YOUR INSTRUCTIONS → Can you express the listing as a numbered list, leaving out blank lines, beginning at the line that contains "svg-text:VCSEL+VE: VCSEL+VE (581, 260, 618, 267)" and stopping after the line that contains "chip U1 SN8P1202 SSOP28 (225, 103, 318, 299)"?

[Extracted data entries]
- - -
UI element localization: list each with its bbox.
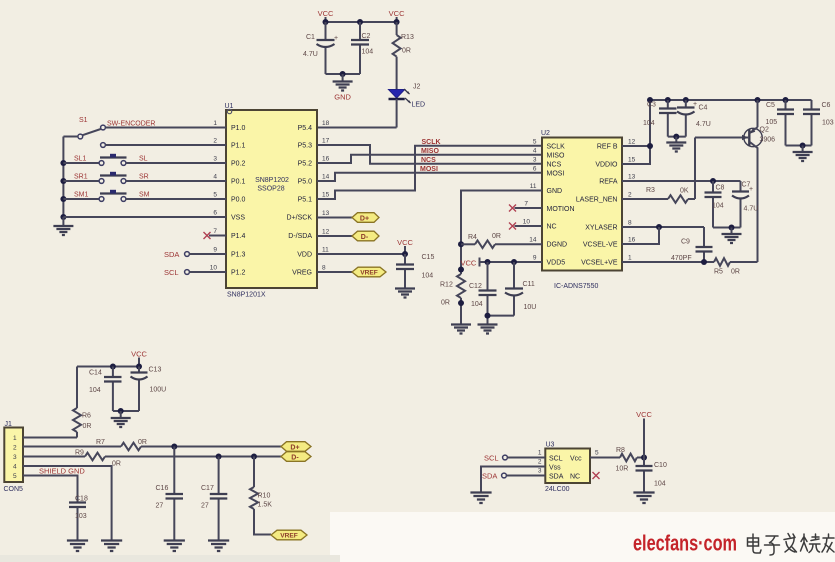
svg-text:VCSEL+VE: VCSEL+VE (581, 260, 618, 267)
capacitor C17 27 (201, 457, 227, 541)
no-connect X U2 pin7 MOTION (509, 205, 542, 212)
transistor Q2 3906 PNP (744, 100, 775, 262)
U1 right pin numbers (322, 120, 330, 272)
svg-text:SCL: SCL (164, 268, 179, 277)
svg-text:C6: C6 (822, 102, 831, 109)
wire U3 Vss pin2 to ground (481, 467, 545, 493)
wire J1 pin1 to R6 (23, 437, 77, 439)
power symbol VCC above C15 (397, 238, 413, 257)
svg-text:104: 104 (712, 203, 724, 210)
svg-text:U3: U3 (546, 442, 555, 449)
capacitor C14 104 (89, 367, 122, 412)
svg-text:C3: C3 (647, 102, 656, 109)
svg-text:27: 27 (201, 503, 209, 510)
svg-text:5: 5 (13, 473, 17, 480)
svg-text:10: 10 (210, 265, 218, 272)
svg-text:D-: D- (361, 234, 369, 241)
wire pin1 with SW-ENCODER label (105, 121, 226, 128)
connector J1 CON5 (4, 421, 24, 493)
svg-text:NC: NC (570, 474, 580, 481)
svg-text:SN8P1201X: SN8P1201X (227, 292, 266, 299)
svg-text:C10: C10 (654, 462, 667, 469)
svg-text:12: 12 (322, 229, 330, 236)
pushbutton SR1/SR (63, 172, 226, 184)
U1 right pin names (287, 125, 313, 277)
svg-text:SDA: SDA (482, 472, 497, 481)
svg-text:7: 7 (213, 228, 217, 235)
wire top VCC rail (326, 21, 397, 23)
svg-text:S1: S1 (79, 117, 88, 124)
wire XYLASER pin8 (622, 224, 704, 230)
svg-text:470PF: 470PF (671, 255, 692, 262)
svg-text:P1.3: P1.3 (231, 252, 246, 259)
svg-text:SCLK: SCLK (547, 144, 566, 151)
svg-text:+: + (749, 186, 753, 193)
svg-text:1: 1 (213, 120, 217, 127)
no-connect X U3 pin4 NC (593, 472, 600, 479)
svg-text:2: 2 (13, 445, 17, 452)
chip U1 SN8P1202 SSOP28 (225, 103, 318, 299)
svg-text:1: 1 (628, 255, 632, 262)
capacitor C3 104 (643, 100, 677, 137)
svg-text:103: 103 (75, 513, 87, 520)
svg-text:2: 2 (213, 138, 217, 145)
svg-text:R9: R9 (75, 450, 84, 457)
svg-text:XYLASER: XYLASER (585, 225, 617, 232)
watermark chinese 电子发烧友 (748, 534, 835, 556)
svg-text:24LC00: 24LC00 (545, 486, 570, 493)
ground under C16 (164, 541, 185, 552)
port D+ at U1 pin13 (317, 213, 379, 223)
svg-text:P1.4: P1.4 (231, 233, 246, 240)
ground under C10 (633, 493, 654, 504)
svg-text:SCL: SCL (484, 454, 499, 463)
wire C8/C7 bottom (713, 225, 741, 234)
wire P5.1 pin15 to U2 SCLK (317, 146, 542, 199)
wire C1-C2 bottom rail (326, 73, 361, 75)
ground under R12 (451, 325, 471, 334)
svg-text:10U: 10U (524, 304, 537, 311)
svg-text:0R: 0R (402, 48, 411, 55)
capacitor C11 10U polarized (505, 262, 536, 316)
LED J2 (389, 84, 426, 128)
resistor R4 0R to DGND pin14 (461, 233, 542, 248)
wire C3/C4 bottom (668, 134, 686, 142)
svg-text:17: 17 (322, 138, 330, 145)
svg-text:18: 18 (322, 120, 330, 127)
U1 left pin names (231, 125, 246, 277)
svg-text:GND: GND (547, 188, 563, 195)
switch S1 SW-ENCODER (63, 117, 105, 139)
capacitor C2 104 (351, 22, 373, 74)
ground under C17 (208, 541, 229, 552)
power symbol VCC (top left of C1) (318, 9, 334, 22)
node SCL to U3 pin1 (484, 454, 545, 463)
svg-text:D-/SDA: D-/SDA (288, 233, 312, 240)
svg-text:10: 10 (523, 219, 531, 226)
svg-text:16: 16 (628, 237, 636, 244)
svg-text:C18: C18 (75, 496, 88, 503)
svg-text:12: 12 (628, 139, 636, 146)
wire REFA pin13 (622, 178, 741, 184)
wire top-right VCC rail (647, 97, 812, 103)
svg-text:C12: C12 (469, 283, 482, 290)
svg-text:+: + (334, 35, 338, 42)
svg-text:4: 4 (533, 148, 537, 155)
svg-text:GND: GND (334, 93, 351, 102)
capacitor C4 4.7U polarized (677, 100, 711, 137)
svg-text:100U: 100U (150, 387, 167, 394)
capacitor C5 105 (766, 100, 795, 146)
ground under C14/C13 (111, 418, 131, 427)
svg-text:C17: C17 (201, 485, 214, 492)
svg-text:3: 3 (538, 468, 542, 475)
svg-text:16: 16 (322, 156, 330, 163)
svg-text:1.5K: 1.5K (258, 502, 273, 509)
port D+ bottom (281, 442, 311, 452)
svg-text:C1: C1 (306, 34, 315, 41)
svg-text:SL1: SL1 (74, 156, 87, 163)
svg-text:2: 2 (628, 192, 632, 199)
svg-text:R3: R3 (646, 187, 655, 194)
svg-text:14: 14 (322, 174, 330, 181)
svg-text:P5.1: P5.1 (298, 197, 313, 204)
svg-text:R6: R6 (82, 413, 91, 420)
wire REF B pin12 / VDDIO pin15 tie (622, 100, 653, 164)
svg-text:VSS: VSS (231, 215, 245, 222)
svg-text:8: 8 (322, 265, 326, 272)
svg-text:R8: R8 (616, 447, 625, 454)
svg-text:VCSEL-VE: VCSEL-VE (583, 242, 618, 249)
U2 right pin numbers (628, 139, 636, 262)
svg-text:104: 104 (471, 301, 483, 308)
capacitor C8 104 (705, 181, 725, 228)
svg-text:4.7U: 4.7U (696, 121, 711, 128)
resistor R6 0R (73, 367, 91, 438)
svg-text:R13: R13 (401, 34, 414, 41)
wire U2 GND pin11 down left rail (458, 191, 542, 275)
node junction dots on VCC rail (323, 19, 400, 25)
wire VDD pin11 to VCC node (317, 253, 405, 255)
svg-text:VCC: VCC (397, 238, 413, 247)
svg-text:P1.0: P1.0 (231, 125, 246, 132)
svg-text:104: 104 (654, 481, 666, 488)
svg-text:C11: C11 (523, 281, 535, 288)
svg-text:NCS: NCS (547, 161, 562, 168)
svg-text:SW-ENCODER: SW-ENCODER (107, 121, 155, 128)
U3 pin numbers (538, 450, 599, 475)
svg-text:MOSI: MOSI (547, 170, 565, 177)
capacitor C12 104 (469, 262, 497, 316)
ground under pin4 wire (101, 541, 122, 552)
node SDA to U3 pin3 (482, 472, 545, 481)
svg-text:0K: 0K (680, 188, 689, 195)
svg-text:C9: C9 (681, 239, 690, 246)
svg-text:Vss: Vss (549, 464, 561, 471)
svg-text:MOSI: MOSI (420, 166, 438, 173)
svg-text:6: 6 (533, 165, 537, 172)
svg-text:D+/SCK: D+/SCK (287, 215, 313, 222)
port D- at U1 pin12 (317, 231, 379, 241)
svg-text:SCL: SCL (549, 456, 563, 463)
svg-text:1: 1 (538, 450, 542, 457)
svg-text:27: 27 (156, 503, 164, 510)
wire J1 pin4 to ground (23, 466, 112, 540)
wire C5/C6 bottom (786, 143, 812, 152)
wire C14/C13 bottom (113, 408, 139, 418)
svg-text:4.7U: 4.7U (303, 51, 318, 58)
wire VCSEL+VE pin1 with R5 (622, 258, 758, 275)
svg-text:P0.2: P0.2 (231, 161, 246, 168)
svg-text:104: 104 (422, 273, 434, 280)
svg-text:5: 5 (213, 192, 217, 199)
svg-text:4: 4 (213, 174, 217, 181)
resistor R10 1.5K to VREF (250, 457, 272, 535)
svg-text:SDA: SDA (549, 474, 564, 481)
svg-text:R5: R5 (714, 269, 723, 276)
svg-text:VCC: VCC (636, 410, 652, 419)
svg-text:LASER_NEN: LASER_NEN (576, 197, 618, 204)
chip U2 IC-ADNS7550 (541, 130, 622, 290)
svg-text:104: 104 (89, 387, 101, 394)
power symbol VCC above C13 (131, 350, 147, 367)
power VCC tick at VDD5 pin9 (461, 258, 543, 268)
svg-text:elecfans·com: elecfans·com (633, 531, 737, 556)
node dot at GND tap (340, 71, 346, 77)
resistor R3 0K from LASER_NEN pin2 (622, 138, 695, 203)
svg-text:8: 8 (628, 220, 632, 227)
svg-text:VREF: VREF (280, 533, 298, 540)
svg-text:104: 104 (362, 49, 374, 56)
svg-text:VCC: VCC (131, 350, 147, 359)
svg-text:SR: SR (139, 174, 149, 181)
ground under C3/C4 (666, 143, 686, 152)
svg-text:C2: C2 (362, 33, 371, 40)
svg-text:SL: SL (139, 156, 148, 163)
U2 right pin names (576, 144, 618, 267)
power symbol VCC above C10 (636, 410, 652, 458)
svg-text:9: 9 (533, 255, 537, 262)
svg-text:5: 5 (595, 450, 599, 457)
svg-text:U2: U2 (541, 130, 550, 137)
svg-text:SM: SM (139, 192, 150, 199)
svg-text:10R: 10R (616, 466, 629, 473)
resistor R13 0R (393, 22, 414, 89)
svg-text:13: 13 (628, 174, 636, 181)
resistor R8 10R from U3 Vcc pin5 (590, 447, 647, 473)
wire C11 bottom to C12 bottom (485, 313, 515, 324)
svg-text:P5.4: P5.4 (298, 125, 313, 132)
wire pin18 P5.4 to LED (317, 127, 397, 129)
svg-text:SR1: SR1 (74, 174, 88, 181)
svg-text:C8: C8 (716, 185, 725, 192)
U2 left pin numbers (523, 139, 537, 262)
svg-text:P5.3: P5.3 (298, 143, 313, 150)
svg-text:P1.1: P1.1 (231, 143, 246, 150)
pushbutton SM1/SM (63, 190, 226, 202)
svg-text:103: 103 (822, 120, 834, 127)
svg-text:6: 6 (213, 210, 217, 217)
svg-text:LED: LED (412, 102, 426, 109)
ground under C8/C7 (722, 234, 742, 243)
svg-text:3: 3 (13, 454, 17, 461)
svg-text:CON5: CON5 (4, 486, 24, 493)
ground under C12 (478, 325, 498, 334)
ground under C5/C6 (793, 152, 813, 161)
svg-text:D+: D+ (290, 444, 299, 451)
U1 left pin numbers (210, 120, 218, 272)
svg-text:D+: D+ (360, 215, 369, 222)
svg-text:C13: C13 (149, 367, 162, 374)
svg-text:3: 3 (533, 156, 537, 163)
svg-text:7: 7 (524, 201, 528, 208)
chip U3 24LC00 (545, 442, 590, 494)
svg-text:SHIELD GND: SHIELD GND (39, 467, 85, 476)
svg-text:11: 11 (530, 183, 537, 190)
svg-text:0R: 0R (83, 423, 92, 430)
pushbutton SL1/SL (63, 154, 226, 166)
capacitor C15 104 (396, 254, 434, 288)
U2 left pin names (547, 144, 575, 267)
svg-text:P0.0: P0.0 (231, 197, 246, 204)
svg-text:4: 4 (13, 464, 17, 471)
svg-text:DGND: DGND (547, 242, 568, 249)
svg-text:MISO: MISO (547, 153, 565, 160)
svg-text:5: 5 (533, 139, 537, 146)
svg-text:P5.2: P5.2 (298, 161, 313, 168)
svg-text:13: 13 (322, 210, 330, 217)
svg-text:104: 104 (643, 120, 655, 127)
svg-text:MISO: MISO (421, 148, 439, 155)
svg-text:D-: D- (291, 454, 299, 461)
svg-text:9: 9 (213, 247, 217, 254)
svg-text:P0.1: P0.1 (231, 179, 246, 186)
node SDA to pin9 (164, 250, 226, 259)
svg-text:Vcc: Vcc (570, 456, 582, 463)
port VREF at U1 pin8 (317, 267, 386, 277)
svg-text:VDD: VDD (297, 252, 312, 259)
svg-text:+: + (693, 101, 697, 108)
svg-text:C5: C5 (766, 102, 775, 109)
capacitor C9 470PF (671, 227, 713, 262)
ground bus left (60, 137, 66, 221)
svg-text:P1.2: P1.2 (231, 270, 246, 277)
svg-text:SSOP28: SSOP28 (257, 186, 284, 193)
svg-text:VCC: VCC (461, 259, 477, 268)
svg-text:R7: R7 (96, 439, 105, 446)
wire VCC rail to C14/C13 (77, 364, 142, 370)
ground under left bus (53, 217, 73, 235)
svg-text:2: 2 (538, 459, 542, 466)
svg-text:1: 1 (13, 435, 17, 442)
svg-text:J1: J1 (5, 421, 13, 428)
svg-text:VCC: VCC (318, 9, 334, 18)
svg-text:0R: 0R (731, 269, 740, 276)
wire J1 pin3 with resistor R9 0R to D- (23, 450, 281, 468)
svg-text:3: 3 (213, 156, 217, 163)
svg-text:105: 105 (766, 119, 778, 126)
power symbol VCC (above R13) (389, 9, 405, 22)
svg-text:15: 15 (322, 192, 330, 199)
svg-text:C15: C15 (422, 254, 435, 261)
capacitor C16 27 (156, 447, 184, 541)
svg-text:0R: 0R (492, 233, 501, 240)
svg-text:4.7U: 4.7U (744, 206, 759, 213)
svg-text:0R: 0R (112, 461, 121, 468)
svg-text:VREG: VREG (292, 270, 312, 277)
U3 pin names (549, 456, 582, 481)
svg-text:VDD5: VDD5 (547, 260, 566, 267)
no-connect X U2 pin10 NC (509, 223, 542, 230)
svg-text:SDA: SDA (164, 250, 179, 259)
svg-text:3906: 3906 (760, 137, 776, 144)
wire J1 pin2 with resistor R7 0R to D+ (23, 439, 281, 450)
capacitor C7 4.7U polarized (732, 181, 758, 228)
svg-text:11: 11 (322, 247, 329, 254)
ground GND under C1/C2 (333, 74, 353, 102)
wire Q2 base from R3 net (695, 135, 748, 140)
svg-text:NCS: NCS (421, 157, 436, 164)
port D- bottom (281, 452, 311, 462)
svg-text:REFA: REFA (599, 179, 618, 186)
wire P5.0 pin14 to U2 MOSI (317, 173, 542, 181)
wire VCSEL-VE pin16 tie to pin8 (622, 227, 659, 244)
capacitor C1 4.7U polarized (303, 22, 338, 74)
svg-text:VDDIO: VDDIO (595, 162, 618, 169)
svg-text:Q2: Q2 (760, 127, 769, 134)
svg-text:IC-ADNS7550: IC-ADNS7550 (554, 283, 598, 290)
svg-text:P5.0: P5.0 (298, 179, 313, 186)
svg-text:R12: R12 (440, 282, 453, 289)
wire VSS pin6 (63, 216, 226, 218)
capacitor C13 100U polarized (131, 367, 167, 412)
svg-text:NC: NC (547, 224, 557, 231)
svg-text:VCC: VCC (389, 9, 405, 18)
svg-text:R10: R10 (258, 493, 271, 500)
resistor R12 0R (440, 274, 465, 324)
wire P5.2 pin16 to U2 MISO (317, 155, 542, 163)
port VREF bottom (271, 530, 307, 540)
svg-text:SCLK: SCLK (422, 139, 441, 146)
svg-text:14: 14 (529, 237, 537, 244)
wire J1 pin5 SHIELD GND to C18 (23, 467, 85, 503)
wire pin2 open circle (101, 143, 226, 148)
svg-text:C4: C4 (699, 105, 708, 112)
svg-text:0R: 0R (138, 439, 147, 446)
svg-text:R4: R4 (468, 234, 477, 241)
node SCL to pin10 (164, 268, 226, 277)
svg-text:C14: C14 (89, 370, 102, 377)
no-connect X pin7 P1.4 (204, 232, 227, 239)
ground under Vss (470, 493, 491, 504)
svg-text:VREF: VREF (360, 270, 378, 277)
svg-text:SM1: SM1 (74, 192, 89, 199)
svg-text:REF B: REF B (597, 144, 618, 151)
svg-text:C16: C16 (156, 485, 169, 492)
svg-text:J2: J2 (413, 84, 421, 91)
wire P5.3 pin17 to U2 NCS (317, 145, 542, 164)
svg-text:0R: 0R (441, 300, 450, 307)
capacitor C10 104 (636, 458, 667, 493)
ground under C18 (67, 541, 88, 552)
ground under C15 (395, 289, 415, 298)
svg-text:MOTION: MOTION (547, 206, 575, 213)
capacitor C6 103 (803, 100, 834, 146)
svg-text:SN8P1202: SN8P1202 (255, 177, 289, 184)
svg-text:15: 15 (628, 157, 636, 164)
capacitor C18 103 (69, 496, 88, 541)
- - -
COMPLETE ANSWER →
1. svg-text:VCSEL+VE: VCSEL+VE (581, 260, 618, 267)
2. capacitor C17 27 (201, 457, 227, 541)
3. no-connect X U2 pin7 MOTION (509, 205, 542, 212)
4. transistor Q2 3906 PNP (744, 100, 775, 262)
5. U1 right pin numbers (322, 120, 330, 272)
6. svg-text:SCL: SCL (164, 268, 179, 277)
7. svg-text:C6: C6 (822, 102, 831, 109)
8. wire U3 Vss pin2 to ground (481, 467, 545, 493)
9. wire J1 pin1 to R6 (23, 437, 77, 439)
10. power symbol VCC above C15 (397, 238, 413, 257)
11. svg-text:104: 104 (712, 203, 724, 210)
12. svg-text:U3: U3 (546, 442, 555, 449)
13. capacitor C14 104 (89, 367, 122, 412)
14. svg-text:C3: C3 (647, 102, 656, 109)
15. svg-text:27: 27 (201, 503, 209, 510)
16. svg-text:5: 5 (13, 473, 17, 480)
17. svg-text:10: 10 (210, 265, 218, 272)
18. svg-text:D-: D- (361, 234, 369, 241)
19. wire pin1 with SW-ENCODER label (105, 121, 226, 128)
20. connector J1 CON5 (4, 421, 24, 493)
21. svg-text:NC: NC (570, 474, 580, 481)
22. svg-text:SN8P1201X: SN8P1201X (227, 292, 266, 299)
23. svg-text:C10: C10 (654, 462, 667, 469)
24. svg-text:12: 12 (322, 229, 330, 236)
25. pushbutton SR1/SR (63, 172, 226, 184)
26. U1 right pin names (287, 125, 313, 277)
27. svg-text:SDA: SDA (482, 472, 497, 481)
28. svg-text:7: 7 (213, 228, 217, 235)
29. wire top VCC rail (326, 21, 397, 23)
30. svg-text:S1: S1 (79, 117, 88, 124)
31. wire XYLASER pin8 (622, 224, 704, 230)
32. svg-text:470PF: 470PF (671, 255, 692, 262)
33. svg-text:P1.3: P1.3 (231, 252, 246, 259)
34. svg-text:SCLK: SCLK (547, 144, 566, 151)
35. svg-text:+: + (749, 186, 753, 193)
36. svg-text:1: 1 (213, 120, 217, 127)
37. no-connect X U3 pin4 NC (593, 472, 600, 479)
38. svg-text:2: 2 (13, 445, 17, 452)
39. chip U1 SN8P1202 SSOP28 (225, 103, 318, 299)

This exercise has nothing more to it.